■ **Task input**:
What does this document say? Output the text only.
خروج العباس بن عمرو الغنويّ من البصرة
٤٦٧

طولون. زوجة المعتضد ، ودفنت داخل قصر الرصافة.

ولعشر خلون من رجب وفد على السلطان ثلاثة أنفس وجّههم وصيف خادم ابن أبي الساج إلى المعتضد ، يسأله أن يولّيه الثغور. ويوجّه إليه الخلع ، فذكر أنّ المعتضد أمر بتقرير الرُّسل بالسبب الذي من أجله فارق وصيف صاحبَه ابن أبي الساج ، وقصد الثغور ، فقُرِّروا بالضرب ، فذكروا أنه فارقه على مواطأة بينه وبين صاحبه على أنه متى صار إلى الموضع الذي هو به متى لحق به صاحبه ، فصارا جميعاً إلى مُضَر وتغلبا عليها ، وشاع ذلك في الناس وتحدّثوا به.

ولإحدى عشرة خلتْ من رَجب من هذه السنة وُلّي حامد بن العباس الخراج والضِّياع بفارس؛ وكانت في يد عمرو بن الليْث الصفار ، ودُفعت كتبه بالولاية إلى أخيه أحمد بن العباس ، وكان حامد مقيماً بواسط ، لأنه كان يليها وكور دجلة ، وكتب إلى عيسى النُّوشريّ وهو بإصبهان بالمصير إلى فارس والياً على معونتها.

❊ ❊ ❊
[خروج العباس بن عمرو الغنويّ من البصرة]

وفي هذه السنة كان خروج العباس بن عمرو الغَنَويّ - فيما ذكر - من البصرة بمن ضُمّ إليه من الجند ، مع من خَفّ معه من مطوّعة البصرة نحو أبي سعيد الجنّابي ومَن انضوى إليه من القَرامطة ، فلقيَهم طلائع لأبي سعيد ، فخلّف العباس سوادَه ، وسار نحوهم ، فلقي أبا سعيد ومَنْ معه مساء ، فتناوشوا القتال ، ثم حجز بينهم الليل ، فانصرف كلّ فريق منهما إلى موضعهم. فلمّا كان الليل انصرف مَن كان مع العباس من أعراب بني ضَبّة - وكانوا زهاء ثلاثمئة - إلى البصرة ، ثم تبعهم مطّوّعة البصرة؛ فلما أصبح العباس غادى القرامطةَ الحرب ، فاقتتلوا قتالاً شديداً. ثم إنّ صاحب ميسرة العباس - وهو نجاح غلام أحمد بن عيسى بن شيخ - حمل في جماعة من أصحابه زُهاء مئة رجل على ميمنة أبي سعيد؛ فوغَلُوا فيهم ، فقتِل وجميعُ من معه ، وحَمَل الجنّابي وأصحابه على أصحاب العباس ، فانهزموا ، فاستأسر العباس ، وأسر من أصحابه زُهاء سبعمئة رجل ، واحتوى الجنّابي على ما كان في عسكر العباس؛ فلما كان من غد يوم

■ **Directions for this task**: Output all of the material, please, exactly as it stands.

■ **Response**:
What does this document say? Output the text only.
خروج العباس بن عمرو الغنويّ من البصرة
٤٦٧

طولون. زوجة المعتضد ، ودفنت داخل قصر الرصافة.

ولعشر خلون من رجب وفد على السلطان ثلاثة أنفس وجّههم وصيف خادم ابن أبي الساج إلى المعتضد ، يسأله أن يولّيه الثغور. ويوجّه إليه الخلع ، فذكر أنّ المعتضد أمر بتقرير الرُّسل بالسبب الذي من أجله فارق وصيف صاحبَه ابن أبي الساج ، وقصد الثغور ، فقُرِّروا بالضرب ، فذكروا أنه فارقه على مواطأة بينه وبين صاحبه على أنه متى صار إلى الموضع الذي هو به متى لحق به صاحبه ، فصارا جميعاً إلى مُضَر وتغلبا عليها ، وشاع ذلك في الناس وتحدّثوا به.

ولإحدى عشرة خلتْ من رَجب من هذه السنة وُلّي حامد بن العباس الخراج والضِّياع بفارس؛ وكانت في يد عمرو بن الليْث الصفار ، ودُفعت كتبه بالولاية إلى أخيه أحمد بن العباس ، وكان حامد مقيماً بواسط ، لأنه كان يليها وكور دجلة ، وكتب إلى عيسى النُّوشريّ وهو بإصبهان بالمصير إلى فارس والياً على معونتها.

❊ ❊ ❊
[خروج العباس بن عمرو الغنويّ من البصرة]

وفي هذه السنة كان خروج العباس بن عمرو الغَنَويّ - فيما ذكر - من البصرة بمن ضُمّ إليه من الجند ، مع من خَفّ معه من مطوّعة البصرة نحو أبي سعيد الجنّابي ومَن انضوى إليه من القَرامطة ، فلقيَهم طلائع لأبي سعيد ، فخلّف العباس سوادَه ، وسار نحوهم ، فلقي أبا سعيد ومَنْ معه مساء ، فتناوشوا القتال ، ثم حجز بينهم الليل ، فانصرف كلّ فريق منهما إلى موضعهم. فلمّا كان الليل انصرف مَن كان مع العباس من أعراب بني ضَبّة - وكانوا زهاء ثلاثمئة - إلى البصرة ، ثم تبعهم مطّوّعة البصرة؛ فلما أصبح العباس غادى القرامطةَ الحرب ، فاقتتلوا قتالاً شديداً. ثم إنّ صاحب ميسرة العباس - وهو نجاح غلام أحمد بن عيسى بن شيخ - حمل في جماعة من أصحابه زُهاء مئة رجل على ميمنة أبي سعيد؛ فوغَلُوا فيهم ، فقتِل وجميعُ من معه ، وحَمَل الجنّابي وأصحابه على أصحاب العباس ، فانهزموا ، فاستأسر العباس ، وأسر من أصحابه زُهاء سبعمئة رجل ، واحتوى الجنّابي على ما كان في عسكر العباس؛ فلما كان من غد يوم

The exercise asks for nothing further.